WHAT IS NEEDED: Your answer is a copy of every line in the records where "letter" appears.

MATERIAL PROVIDED:
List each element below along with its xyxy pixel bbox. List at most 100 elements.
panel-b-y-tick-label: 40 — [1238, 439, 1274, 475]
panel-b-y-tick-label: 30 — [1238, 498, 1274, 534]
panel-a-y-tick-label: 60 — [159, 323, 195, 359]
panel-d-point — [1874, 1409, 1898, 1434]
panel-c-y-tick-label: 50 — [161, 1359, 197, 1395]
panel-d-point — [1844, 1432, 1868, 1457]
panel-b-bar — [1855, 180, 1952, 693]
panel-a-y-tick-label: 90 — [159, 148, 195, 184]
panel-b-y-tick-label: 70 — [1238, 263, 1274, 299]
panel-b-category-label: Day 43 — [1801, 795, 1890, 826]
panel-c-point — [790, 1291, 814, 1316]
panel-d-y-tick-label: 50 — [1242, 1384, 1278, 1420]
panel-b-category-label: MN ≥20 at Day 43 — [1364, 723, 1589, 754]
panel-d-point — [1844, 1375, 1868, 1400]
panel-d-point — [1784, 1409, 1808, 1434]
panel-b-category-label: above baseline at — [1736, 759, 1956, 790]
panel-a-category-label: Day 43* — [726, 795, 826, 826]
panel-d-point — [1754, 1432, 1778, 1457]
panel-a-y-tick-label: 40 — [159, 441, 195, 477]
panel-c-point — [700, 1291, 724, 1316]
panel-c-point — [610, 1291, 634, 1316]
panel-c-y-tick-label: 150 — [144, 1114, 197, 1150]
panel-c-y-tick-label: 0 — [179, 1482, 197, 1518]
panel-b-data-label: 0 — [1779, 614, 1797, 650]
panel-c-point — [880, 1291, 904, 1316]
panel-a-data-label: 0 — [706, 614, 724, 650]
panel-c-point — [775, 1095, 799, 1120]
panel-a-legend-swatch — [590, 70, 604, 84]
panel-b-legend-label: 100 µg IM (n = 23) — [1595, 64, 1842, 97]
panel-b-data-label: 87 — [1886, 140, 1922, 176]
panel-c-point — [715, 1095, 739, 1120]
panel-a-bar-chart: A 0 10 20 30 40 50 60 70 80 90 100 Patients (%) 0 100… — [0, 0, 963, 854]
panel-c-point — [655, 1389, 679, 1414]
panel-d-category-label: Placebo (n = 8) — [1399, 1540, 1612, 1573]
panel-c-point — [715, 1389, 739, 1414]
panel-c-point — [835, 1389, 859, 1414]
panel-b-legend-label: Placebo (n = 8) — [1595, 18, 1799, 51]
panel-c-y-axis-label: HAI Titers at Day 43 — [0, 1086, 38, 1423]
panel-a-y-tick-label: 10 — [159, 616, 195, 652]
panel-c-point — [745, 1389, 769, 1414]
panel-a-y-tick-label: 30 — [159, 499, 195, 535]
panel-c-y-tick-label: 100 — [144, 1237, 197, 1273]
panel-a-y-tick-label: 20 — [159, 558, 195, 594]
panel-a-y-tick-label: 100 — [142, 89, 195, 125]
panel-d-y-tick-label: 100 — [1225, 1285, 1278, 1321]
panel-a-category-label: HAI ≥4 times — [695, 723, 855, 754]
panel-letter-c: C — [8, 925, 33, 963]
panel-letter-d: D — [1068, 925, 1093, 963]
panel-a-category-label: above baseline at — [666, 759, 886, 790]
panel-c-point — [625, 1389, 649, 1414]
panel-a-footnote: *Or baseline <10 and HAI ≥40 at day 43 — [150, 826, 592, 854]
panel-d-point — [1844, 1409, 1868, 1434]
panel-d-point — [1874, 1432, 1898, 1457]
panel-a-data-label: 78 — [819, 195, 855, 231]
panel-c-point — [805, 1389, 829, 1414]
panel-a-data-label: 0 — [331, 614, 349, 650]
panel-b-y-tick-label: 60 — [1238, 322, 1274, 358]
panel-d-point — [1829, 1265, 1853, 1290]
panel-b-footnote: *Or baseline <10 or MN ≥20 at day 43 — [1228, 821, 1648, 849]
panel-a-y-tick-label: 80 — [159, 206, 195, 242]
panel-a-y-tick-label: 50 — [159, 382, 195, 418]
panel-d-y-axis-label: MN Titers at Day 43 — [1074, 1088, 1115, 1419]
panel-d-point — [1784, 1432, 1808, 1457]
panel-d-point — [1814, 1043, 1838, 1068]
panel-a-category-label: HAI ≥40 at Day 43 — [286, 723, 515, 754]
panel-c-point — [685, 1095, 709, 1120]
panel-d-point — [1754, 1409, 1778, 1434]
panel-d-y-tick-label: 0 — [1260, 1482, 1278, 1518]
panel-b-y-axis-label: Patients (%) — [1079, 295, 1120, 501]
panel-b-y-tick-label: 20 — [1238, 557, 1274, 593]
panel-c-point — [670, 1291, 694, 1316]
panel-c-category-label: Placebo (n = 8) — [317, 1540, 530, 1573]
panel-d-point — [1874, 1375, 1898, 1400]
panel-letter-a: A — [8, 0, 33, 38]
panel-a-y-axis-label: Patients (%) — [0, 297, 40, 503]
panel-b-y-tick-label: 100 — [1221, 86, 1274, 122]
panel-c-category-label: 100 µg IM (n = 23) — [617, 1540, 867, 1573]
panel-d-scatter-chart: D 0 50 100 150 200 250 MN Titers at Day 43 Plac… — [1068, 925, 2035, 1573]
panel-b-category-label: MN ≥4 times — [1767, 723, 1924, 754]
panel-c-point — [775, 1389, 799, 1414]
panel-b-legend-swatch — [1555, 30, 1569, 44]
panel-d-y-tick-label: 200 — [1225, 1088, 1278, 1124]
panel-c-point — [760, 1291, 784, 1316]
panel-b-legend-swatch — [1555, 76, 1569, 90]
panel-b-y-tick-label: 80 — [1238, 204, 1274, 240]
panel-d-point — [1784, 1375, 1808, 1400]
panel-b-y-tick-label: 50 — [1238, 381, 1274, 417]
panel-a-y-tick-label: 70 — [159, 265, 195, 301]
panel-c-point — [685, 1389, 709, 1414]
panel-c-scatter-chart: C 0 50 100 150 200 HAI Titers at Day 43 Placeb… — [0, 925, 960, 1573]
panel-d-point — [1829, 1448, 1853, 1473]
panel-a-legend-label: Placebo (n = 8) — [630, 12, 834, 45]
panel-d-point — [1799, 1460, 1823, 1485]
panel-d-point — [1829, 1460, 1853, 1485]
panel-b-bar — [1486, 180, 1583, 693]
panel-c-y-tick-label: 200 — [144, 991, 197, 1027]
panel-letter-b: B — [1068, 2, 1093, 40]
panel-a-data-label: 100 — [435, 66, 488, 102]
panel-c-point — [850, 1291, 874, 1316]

TASK RESPONSE:
panel-letter-c: C — [8, 925, 33, 963]
panel-letter-d: D — [1068, 925, 1093, 963]
panel-letter-a: A — [8, 0, 33, 38]
panel-letter-b: B — [1068, 2, 1093, 40]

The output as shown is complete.